## START MATERIAL FOR THE TASK
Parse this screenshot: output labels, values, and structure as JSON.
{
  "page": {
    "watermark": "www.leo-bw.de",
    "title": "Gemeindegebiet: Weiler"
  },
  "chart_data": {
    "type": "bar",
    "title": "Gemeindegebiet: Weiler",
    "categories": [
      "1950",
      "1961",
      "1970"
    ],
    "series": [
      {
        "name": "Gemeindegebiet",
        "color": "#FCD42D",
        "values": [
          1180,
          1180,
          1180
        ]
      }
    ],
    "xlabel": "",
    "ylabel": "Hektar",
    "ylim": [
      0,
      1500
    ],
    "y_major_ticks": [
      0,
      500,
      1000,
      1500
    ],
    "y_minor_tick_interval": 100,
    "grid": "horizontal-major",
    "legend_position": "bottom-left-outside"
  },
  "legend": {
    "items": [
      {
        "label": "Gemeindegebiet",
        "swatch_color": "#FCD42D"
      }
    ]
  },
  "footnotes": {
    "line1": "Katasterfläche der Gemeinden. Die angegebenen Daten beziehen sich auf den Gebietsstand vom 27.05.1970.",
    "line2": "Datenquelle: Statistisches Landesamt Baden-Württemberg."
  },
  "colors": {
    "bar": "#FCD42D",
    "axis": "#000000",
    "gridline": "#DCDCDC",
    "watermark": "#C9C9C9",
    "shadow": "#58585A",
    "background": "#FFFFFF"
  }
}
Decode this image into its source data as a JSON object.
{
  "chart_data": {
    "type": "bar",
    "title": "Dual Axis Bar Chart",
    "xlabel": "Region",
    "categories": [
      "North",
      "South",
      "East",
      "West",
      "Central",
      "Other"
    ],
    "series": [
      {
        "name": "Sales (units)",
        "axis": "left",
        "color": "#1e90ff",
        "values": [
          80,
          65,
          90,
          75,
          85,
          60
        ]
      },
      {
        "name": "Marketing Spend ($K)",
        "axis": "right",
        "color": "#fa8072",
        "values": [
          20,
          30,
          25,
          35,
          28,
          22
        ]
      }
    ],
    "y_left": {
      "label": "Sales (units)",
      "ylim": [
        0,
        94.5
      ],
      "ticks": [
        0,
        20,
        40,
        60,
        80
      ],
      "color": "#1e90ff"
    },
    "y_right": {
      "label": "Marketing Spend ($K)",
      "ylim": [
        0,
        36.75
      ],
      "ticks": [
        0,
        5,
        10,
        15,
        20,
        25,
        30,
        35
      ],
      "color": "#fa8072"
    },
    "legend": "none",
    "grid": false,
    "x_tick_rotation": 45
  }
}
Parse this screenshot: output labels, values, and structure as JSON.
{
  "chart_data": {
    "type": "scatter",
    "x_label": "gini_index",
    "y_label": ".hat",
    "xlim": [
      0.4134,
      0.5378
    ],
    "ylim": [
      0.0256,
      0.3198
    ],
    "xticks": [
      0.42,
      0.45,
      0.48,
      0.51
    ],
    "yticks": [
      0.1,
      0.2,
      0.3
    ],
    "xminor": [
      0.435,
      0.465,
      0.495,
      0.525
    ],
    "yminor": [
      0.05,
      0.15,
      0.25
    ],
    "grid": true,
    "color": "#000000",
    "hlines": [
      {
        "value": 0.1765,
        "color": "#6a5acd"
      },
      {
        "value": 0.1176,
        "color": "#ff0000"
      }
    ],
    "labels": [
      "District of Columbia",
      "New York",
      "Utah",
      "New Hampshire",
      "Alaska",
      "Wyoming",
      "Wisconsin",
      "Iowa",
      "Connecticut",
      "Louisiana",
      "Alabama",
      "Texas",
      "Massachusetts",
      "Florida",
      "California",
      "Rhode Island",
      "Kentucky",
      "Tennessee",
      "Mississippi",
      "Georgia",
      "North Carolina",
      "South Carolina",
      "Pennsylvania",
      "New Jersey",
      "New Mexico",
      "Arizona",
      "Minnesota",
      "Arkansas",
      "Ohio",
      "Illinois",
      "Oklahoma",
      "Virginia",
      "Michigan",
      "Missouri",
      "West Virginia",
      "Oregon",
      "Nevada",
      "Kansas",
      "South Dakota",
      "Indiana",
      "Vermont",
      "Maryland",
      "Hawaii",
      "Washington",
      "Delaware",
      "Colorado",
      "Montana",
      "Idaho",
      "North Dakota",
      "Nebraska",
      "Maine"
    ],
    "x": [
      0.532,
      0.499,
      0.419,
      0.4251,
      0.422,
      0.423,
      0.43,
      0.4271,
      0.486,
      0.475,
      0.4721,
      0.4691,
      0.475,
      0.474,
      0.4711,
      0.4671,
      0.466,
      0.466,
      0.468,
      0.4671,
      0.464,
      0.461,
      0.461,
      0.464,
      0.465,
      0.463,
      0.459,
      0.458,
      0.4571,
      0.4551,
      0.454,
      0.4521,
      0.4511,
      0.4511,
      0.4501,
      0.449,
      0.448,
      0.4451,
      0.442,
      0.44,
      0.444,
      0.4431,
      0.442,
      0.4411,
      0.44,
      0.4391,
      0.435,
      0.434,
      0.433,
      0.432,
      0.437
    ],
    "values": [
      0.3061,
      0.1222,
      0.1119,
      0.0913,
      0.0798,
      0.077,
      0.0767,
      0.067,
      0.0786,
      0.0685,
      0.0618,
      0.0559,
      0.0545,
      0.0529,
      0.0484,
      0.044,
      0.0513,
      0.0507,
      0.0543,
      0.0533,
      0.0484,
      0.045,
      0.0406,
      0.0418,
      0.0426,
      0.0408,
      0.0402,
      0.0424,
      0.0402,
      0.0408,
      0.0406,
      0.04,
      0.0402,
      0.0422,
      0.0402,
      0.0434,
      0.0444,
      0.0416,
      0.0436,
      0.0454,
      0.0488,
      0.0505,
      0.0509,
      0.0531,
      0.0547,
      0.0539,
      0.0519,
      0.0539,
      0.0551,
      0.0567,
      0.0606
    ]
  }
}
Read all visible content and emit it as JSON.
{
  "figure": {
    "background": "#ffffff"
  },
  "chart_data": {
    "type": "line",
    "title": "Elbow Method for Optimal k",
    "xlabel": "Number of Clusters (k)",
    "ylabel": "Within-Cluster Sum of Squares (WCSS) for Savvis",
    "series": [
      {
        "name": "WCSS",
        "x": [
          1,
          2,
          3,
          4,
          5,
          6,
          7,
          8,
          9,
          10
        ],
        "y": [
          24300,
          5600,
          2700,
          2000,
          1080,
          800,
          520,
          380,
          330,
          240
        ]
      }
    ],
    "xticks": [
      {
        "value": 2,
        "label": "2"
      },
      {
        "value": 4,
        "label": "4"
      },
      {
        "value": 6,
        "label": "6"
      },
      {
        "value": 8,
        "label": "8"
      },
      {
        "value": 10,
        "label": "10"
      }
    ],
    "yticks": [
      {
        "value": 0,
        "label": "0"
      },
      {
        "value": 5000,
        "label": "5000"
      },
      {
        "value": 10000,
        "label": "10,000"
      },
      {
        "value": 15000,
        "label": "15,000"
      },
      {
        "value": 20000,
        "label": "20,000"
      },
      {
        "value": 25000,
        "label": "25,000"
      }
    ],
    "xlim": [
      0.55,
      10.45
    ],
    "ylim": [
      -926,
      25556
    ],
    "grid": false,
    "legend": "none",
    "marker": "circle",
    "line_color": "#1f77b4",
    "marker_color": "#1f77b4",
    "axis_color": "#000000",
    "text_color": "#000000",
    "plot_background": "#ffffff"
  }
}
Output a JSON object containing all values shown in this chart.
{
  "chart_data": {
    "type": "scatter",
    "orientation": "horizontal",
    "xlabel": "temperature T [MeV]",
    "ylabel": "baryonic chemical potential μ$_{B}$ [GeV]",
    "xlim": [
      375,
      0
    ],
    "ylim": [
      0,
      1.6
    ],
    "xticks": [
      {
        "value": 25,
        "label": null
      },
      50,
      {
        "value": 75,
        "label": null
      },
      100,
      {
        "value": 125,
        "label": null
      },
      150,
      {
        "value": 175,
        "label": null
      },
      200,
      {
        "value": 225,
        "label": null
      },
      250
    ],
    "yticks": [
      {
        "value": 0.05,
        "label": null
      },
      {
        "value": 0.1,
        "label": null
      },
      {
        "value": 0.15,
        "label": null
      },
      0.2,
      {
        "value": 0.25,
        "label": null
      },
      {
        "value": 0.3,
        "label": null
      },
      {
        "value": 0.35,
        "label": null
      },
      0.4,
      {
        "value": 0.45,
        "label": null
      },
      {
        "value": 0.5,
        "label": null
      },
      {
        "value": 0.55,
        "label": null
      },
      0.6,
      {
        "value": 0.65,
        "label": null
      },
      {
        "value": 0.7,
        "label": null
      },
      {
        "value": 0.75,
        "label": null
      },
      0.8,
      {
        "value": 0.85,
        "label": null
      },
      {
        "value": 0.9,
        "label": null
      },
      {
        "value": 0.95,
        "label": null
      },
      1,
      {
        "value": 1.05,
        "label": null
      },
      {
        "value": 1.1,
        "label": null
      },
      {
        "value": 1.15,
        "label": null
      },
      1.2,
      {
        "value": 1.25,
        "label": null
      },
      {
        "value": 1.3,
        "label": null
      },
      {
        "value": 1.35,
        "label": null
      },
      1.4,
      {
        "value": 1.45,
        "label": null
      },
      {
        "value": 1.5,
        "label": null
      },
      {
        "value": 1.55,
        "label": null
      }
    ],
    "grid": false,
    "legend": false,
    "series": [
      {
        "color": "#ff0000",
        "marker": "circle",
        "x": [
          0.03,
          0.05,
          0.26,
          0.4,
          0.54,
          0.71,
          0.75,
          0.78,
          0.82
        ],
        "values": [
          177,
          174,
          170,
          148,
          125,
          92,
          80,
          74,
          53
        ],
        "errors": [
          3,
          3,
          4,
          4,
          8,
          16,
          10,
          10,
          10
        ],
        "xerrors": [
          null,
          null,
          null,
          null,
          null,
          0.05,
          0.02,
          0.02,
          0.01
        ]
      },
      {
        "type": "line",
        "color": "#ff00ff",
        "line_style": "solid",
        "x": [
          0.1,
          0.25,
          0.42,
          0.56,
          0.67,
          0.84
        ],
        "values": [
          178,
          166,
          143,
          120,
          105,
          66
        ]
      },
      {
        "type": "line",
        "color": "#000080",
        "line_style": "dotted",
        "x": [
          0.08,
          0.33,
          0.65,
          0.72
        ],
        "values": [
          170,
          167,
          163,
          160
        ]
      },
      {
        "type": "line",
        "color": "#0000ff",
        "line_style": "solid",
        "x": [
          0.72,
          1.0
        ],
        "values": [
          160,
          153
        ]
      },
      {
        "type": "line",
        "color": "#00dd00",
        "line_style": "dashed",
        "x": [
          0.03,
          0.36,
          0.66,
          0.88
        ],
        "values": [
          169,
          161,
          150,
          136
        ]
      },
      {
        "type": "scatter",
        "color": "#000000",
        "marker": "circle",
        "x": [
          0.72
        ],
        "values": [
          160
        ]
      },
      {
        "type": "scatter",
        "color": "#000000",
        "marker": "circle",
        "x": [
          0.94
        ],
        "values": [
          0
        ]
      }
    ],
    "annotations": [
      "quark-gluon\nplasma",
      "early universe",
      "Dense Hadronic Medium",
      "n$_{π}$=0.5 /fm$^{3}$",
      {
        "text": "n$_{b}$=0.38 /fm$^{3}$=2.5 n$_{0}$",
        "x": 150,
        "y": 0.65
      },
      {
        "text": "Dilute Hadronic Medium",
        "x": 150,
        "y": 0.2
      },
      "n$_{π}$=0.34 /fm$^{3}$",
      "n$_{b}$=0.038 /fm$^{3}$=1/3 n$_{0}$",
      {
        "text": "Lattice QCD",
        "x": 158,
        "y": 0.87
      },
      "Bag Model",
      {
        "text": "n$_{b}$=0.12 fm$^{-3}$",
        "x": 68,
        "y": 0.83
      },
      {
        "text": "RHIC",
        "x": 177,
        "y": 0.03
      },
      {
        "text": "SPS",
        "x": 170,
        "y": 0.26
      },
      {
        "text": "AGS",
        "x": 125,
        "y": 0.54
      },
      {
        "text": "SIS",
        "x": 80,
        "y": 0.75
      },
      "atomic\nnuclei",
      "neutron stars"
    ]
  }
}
## END MATERIAL FOR THE TASK
WHAT THE TASK REQUIRES
Find every line in the records that has the string "horizontal", then state how many there are and nothing else.

FULL ANSWER
2